STATED TASK :: Select and copy out every line in the records containing "Enter".

DATA FOR THIS EXERCISE ::
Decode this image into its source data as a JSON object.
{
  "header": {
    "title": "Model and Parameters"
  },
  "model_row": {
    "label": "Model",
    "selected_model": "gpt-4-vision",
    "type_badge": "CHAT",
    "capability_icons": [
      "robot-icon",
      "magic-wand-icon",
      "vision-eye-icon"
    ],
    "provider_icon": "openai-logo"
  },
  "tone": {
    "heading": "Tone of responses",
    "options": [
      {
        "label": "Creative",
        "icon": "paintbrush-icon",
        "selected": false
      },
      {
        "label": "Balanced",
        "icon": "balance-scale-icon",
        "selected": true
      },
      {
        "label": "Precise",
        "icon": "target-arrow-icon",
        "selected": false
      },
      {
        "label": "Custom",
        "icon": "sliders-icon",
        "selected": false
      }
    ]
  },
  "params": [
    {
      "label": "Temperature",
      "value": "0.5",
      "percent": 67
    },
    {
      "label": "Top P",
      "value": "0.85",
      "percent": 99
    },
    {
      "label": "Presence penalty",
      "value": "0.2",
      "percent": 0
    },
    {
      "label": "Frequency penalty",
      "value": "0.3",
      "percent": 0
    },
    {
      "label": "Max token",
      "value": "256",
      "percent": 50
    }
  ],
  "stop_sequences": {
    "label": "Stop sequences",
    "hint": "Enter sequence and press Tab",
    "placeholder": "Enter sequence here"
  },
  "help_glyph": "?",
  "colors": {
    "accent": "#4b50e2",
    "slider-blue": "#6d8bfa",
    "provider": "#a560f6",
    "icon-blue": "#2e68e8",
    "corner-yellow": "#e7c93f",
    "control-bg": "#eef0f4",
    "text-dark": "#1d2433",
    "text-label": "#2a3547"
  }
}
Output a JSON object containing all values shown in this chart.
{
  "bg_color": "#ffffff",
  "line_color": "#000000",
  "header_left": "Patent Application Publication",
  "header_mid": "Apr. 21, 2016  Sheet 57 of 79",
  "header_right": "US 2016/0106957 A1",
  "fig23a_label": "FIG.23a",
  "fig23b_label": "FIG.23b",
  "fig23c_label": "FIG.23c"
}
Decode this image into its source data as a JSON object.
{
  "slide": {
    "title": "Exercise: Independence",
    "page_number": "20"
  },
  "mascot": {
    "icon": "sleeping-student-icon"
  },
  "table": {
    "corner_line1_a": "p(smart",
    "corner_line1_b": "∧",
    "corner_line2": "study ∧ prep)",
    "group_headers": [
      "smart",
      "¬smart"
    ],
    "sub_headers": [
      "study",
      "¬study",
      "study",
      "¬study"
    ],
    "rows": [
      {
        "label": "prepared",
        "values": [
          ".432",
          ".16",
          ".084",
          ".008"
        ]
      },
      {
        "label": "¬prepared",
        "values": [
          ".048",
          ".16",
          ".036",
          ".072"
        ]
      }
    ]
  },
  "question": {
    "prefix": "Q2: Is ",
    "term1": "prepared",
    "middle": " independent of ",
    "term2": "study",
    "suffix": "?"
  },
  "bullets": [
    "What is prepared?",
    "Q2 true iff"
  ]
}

RESPONSE TO THIS EXERCISE ::
    "hint": "Enter sequence and press Tab",
    "placeholder": "Enter sequence here"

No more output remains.